Goal of the exercise >> State how many lines in the material below contain the string "boxes", counting only matches with the same case, and give only the number.

Records shown >>
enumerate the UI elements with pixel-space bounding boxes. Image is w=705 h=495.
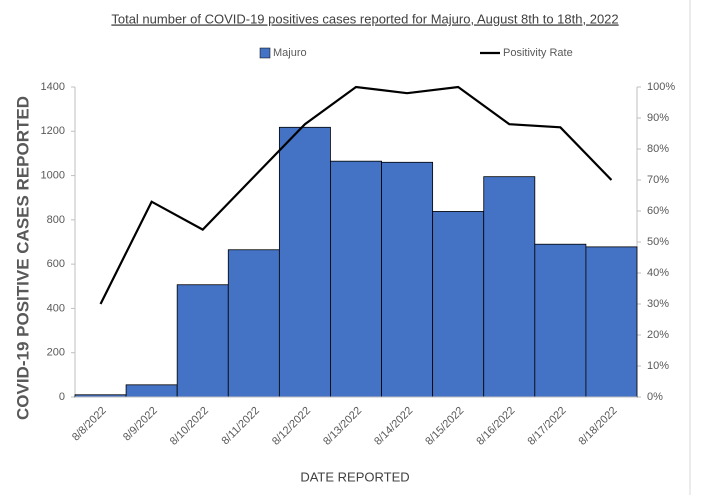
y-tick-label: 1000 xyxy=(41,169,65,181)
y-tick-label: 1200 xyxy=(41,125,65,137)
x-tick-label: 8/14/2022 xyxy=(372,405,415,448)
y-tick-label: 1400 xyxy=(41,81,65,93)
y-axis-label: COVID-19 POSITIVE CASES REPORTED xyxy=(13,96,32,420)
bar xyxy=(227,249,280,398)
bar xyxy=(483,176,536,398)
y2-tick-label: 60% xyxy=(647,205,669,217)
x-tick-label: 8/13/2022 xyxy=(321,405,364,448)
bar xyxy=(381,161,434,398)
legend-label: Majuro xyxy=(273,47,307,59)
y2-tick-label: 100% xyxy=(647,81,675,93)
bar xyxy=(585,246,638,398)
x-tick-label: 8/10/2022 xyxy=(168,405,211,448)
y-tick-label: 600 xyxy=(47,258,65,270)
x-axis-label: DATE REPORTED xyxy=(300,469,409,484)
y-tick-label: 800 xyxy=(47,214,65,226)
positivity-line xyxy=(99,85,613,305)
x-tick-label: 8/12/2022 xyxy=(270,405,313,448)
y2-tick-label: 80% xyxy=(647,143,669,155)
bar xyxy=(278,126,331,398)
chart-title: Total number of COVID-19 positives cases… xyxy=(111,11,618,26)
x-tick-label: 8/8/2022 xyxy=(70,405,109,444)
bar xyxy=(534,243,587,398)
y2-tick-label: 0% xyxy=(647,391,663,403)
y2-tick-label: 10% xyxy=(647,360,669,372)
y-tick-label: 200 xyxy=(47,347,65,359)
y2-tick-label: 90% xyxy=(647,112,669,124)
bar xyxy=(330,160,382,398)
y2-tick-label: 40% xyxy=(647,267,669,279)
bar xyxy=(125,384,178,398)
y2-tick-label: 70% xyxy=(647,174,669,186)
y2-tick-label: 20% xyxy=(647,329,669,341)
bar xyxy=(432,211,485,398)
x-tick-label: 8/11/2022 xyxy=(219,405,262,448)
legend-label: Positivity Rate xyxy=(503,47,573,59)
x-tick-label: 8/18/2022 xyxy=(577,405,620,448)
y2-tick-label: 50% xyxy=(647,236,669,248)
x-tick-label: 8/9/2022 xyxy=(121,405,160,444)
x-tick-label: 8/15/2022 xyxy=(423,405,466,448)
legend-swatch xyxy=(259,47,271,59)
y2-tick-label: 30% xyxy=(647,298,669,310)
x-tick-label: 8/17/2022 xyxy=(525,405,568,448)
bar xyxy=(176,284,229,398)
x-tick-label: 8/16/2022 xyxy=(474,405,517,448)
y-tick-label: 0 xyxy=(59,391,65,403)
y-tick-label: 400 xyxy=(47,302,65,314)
==
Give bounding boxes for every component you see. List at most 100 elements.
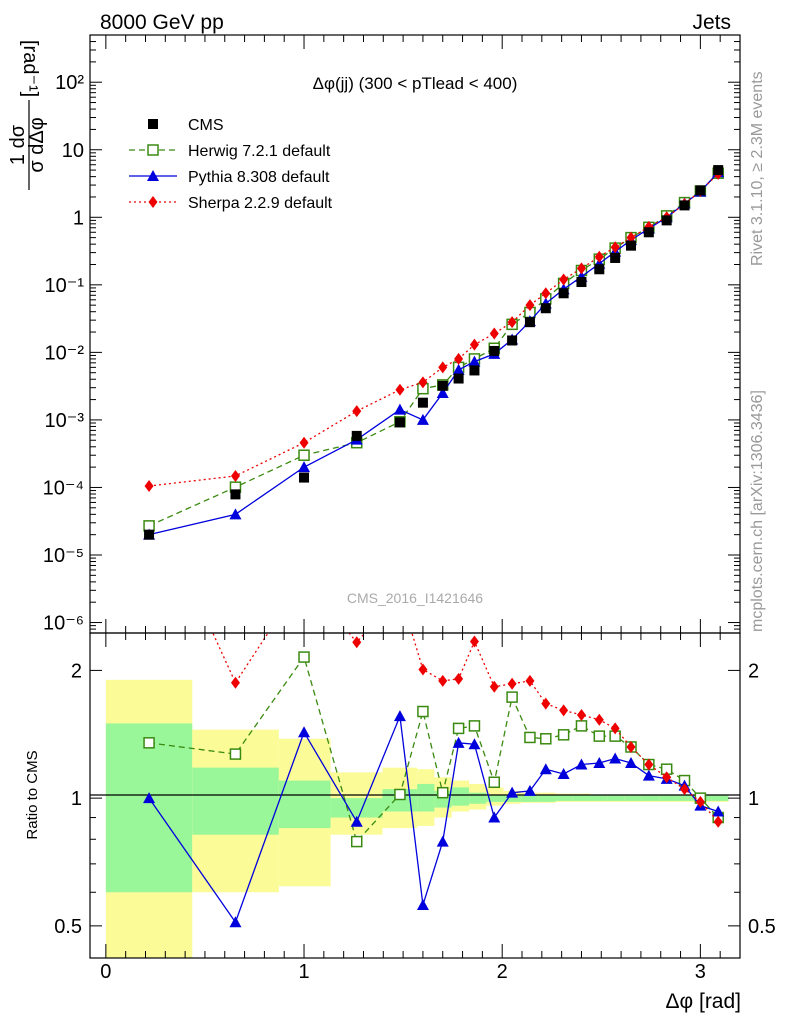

The response >> 2